Source records:
::::
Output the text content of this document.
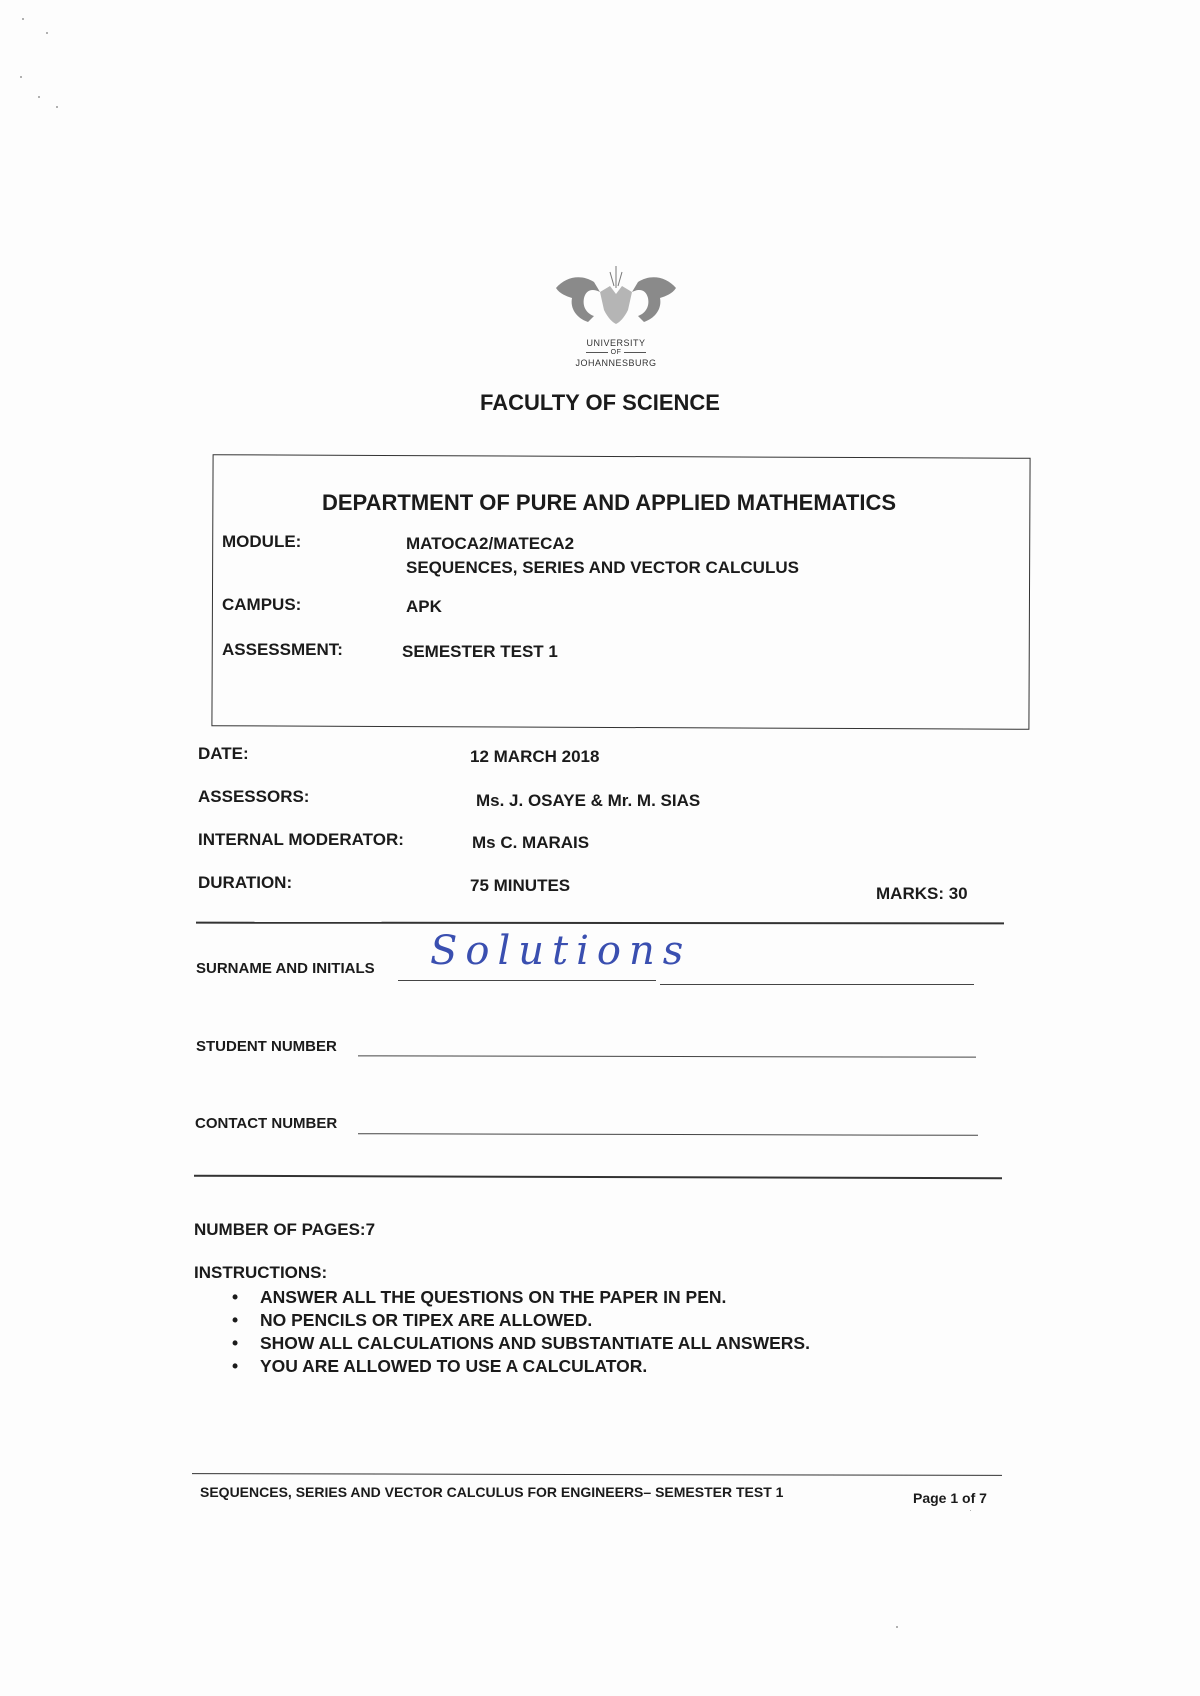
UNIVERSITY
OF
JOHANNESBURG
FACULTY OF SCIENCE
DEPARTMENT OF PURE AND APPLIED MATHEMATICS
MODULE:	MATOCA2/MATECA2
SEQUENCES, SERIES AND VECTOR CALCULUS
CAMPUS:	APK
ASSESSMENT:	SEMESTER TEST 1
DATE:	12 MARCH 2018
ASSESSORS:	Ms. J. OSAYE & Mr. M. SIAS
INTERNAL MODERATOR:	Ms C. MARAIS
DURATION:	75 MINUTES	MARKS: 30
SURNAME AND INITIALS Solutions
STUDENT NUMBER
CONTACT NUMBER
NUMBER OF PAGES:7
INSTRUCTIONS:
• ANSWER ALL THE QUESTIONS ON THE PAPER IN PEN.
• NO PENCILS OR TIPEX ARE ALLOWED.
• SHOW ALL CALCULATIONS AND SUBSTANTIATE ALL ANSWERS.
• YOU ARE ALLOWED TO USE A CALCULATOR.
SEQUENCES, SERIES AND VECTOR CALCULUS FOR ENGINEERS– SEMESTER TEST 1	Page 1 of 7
::::
■ **The exercise**
Check each line of the records for the word "TEST", and show the lines that contain it.

■ **Result**
ASSESSMENT:	SEMESTER TEST 1
SEQUENCES, SERIES AND VECTOR CALCULUS FOR ENGINEERS– SEMESTER TEST 1	Page 1 of 7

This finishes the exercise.